[start Records shown]
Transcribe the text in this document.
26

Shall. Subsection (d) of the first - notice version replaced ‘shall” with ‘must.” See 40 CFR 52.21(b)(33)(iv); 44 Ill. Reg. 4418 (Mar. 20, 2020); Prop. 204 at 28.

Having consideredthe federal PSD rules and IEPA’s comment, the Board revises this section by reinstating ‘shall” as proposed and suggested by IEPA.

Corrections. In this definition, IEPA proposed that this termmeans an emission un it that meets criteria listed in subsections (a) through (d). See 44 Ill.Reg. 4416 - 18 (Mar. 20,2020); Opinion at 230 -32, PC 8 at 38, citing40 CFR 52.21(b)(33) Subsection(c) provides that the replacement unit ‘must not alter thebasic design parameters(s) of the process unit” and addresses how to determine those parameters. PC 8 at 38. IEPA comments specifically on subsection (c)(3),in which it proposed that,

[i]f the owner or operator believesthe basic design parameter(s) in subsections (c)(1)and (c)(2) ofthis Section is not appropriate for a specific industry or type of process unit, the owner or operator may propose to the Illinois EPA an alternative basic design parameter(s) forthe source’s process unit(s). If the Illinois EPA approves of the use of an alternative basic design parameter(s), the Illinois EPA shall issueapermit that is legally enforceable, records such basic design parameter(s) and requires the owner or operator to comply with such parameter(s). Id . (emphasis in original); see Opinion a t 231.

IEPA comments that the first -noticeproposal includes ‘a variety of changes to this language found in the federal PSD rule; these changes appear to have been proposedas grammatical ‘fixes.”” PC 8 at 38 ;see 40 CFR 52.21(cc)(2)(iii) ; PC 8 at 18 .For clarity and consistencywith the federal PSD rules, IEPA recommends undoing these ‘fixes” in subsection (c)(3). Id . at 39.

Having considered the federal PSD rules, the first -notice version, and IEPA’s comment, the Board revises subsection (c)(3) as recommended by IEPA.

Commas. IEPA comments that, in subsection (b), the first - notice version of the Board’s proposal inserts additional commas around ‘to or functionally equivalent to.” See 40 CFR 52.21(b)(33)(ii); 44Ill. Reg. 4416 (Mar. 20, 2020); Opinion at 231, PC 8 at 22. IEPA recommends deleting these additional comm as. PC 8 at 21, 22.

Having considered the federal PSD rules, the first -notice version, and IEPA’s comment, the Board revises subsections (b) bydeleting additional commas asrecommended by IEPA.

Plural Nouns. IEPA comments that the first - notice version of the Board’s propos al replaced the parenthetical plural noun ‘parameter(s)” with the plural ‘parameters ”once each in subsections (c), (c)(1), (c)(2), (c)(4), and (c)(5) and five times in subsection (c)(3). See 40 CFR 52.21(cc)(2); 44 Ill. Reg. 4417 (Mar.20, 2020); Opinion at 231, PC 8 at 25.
[end Records shown]
From the listing above, extract every line exactly as it stands.

Transcribe the text in this document.
26

Shall. Subsection (d) of the first - notice version replaced ‘shall” with ‘must.” See 40 CFR 52.21(b)(33)(iv); 44 Ill. Reg. 4418 (Mar. 20, 2020); Prop. 204 at 28.

Having consideredthe federal PSD rules and IEPA’s comment, the Board revises this section by reinstating ‘shall” as proposed and suggested by IEPA.

Corrections. In this definition, IEPA proposed that this termmeans an emission un it that meets criteria listed in subsections (a) through (d). See 44 Ill.Reg. 4416 - 18 (Mar. 20,2020); Opinion at 230 -32, PC 8 at 38, citing40 CFR 52.21(b)(33) Subsection(c) provides that the replacement unit ‘must not alter thebasic design parameters(s) of the process unit” and addresses how to determine those parameters. PC 8 at 38. IEPA comments specifically on subsection (c)(3),in which it proposed that,

[i]f the owner or operator believesthe basic design parameter(s) in subsections (c)(1)and (c)(2) ofthis Section is not appropriate for a specific industry or type of process unit, the owner or operator may propose to the Illinois EPA an alternative basic design parameter(s) forthe source’s process unit(s). If the Illinois EPA approves of the use of an alternative basic design parameter(s), the Illinois EPA shall issueapermit that is legally enforceable, records such basic design parameter(s) and requires the owner or operator to comply with such parameter(s). Id . (emphasis in original); see Opinion a t 231.

IEPA comments that the first -noticeproposal includes ‘a variety of changes to this language found in the federal PSD rule; these changes appear to have been proposedas grammatical ‘fixes.”” PC 8 at 38 ;see 40 CFR 52.21(cc)(2)(iii) ; PC 8 at 18 .For clarity and consistencywith the federal PSD rules, IEPA recommends undoing these ‘fixes” in subsection (c)(3). Id . at 39.

Having considered the federal PSD rules, the first -notice version, and IEPA’s comment, the Board revises subsection (c)(3) as recommended by IEPA.

Commas. IEPA comments that, in subsection (b), the first - notice version of the Board’s proposal inserts additional commas around ‘to or functionally equivalent to.” See 40 CFR 52.21(b)(33)(ii); 44Ill. Reg. 4416 (Mar. 20, 2020); Opinion at 231, PC 8 at 22. IEPA recommends deleting these additional comm as. PC 8 at 21, 22.

Having considered the federal PSD rules, the first -notice version, and IEPA’s comment, the Board revises subsections (b) bydeleting additional commas asrecommended by IEPA.

Plural Nouns. IEPA comments that the first - notice version of the Board’s propos al replaced the parenthetical plural noun ‘parameter(s)” with the plural ‘parameters ”once each in subsections (c), (c)(1), (c)(2), (c)(4), and (c)(5) and five times in subsection (c)(3). See 40 CFR 52.21(cc)(2); 44 Ill. Reg. 4417 (Mar.20, 2020); Opinion at 231, PC 8 at 25.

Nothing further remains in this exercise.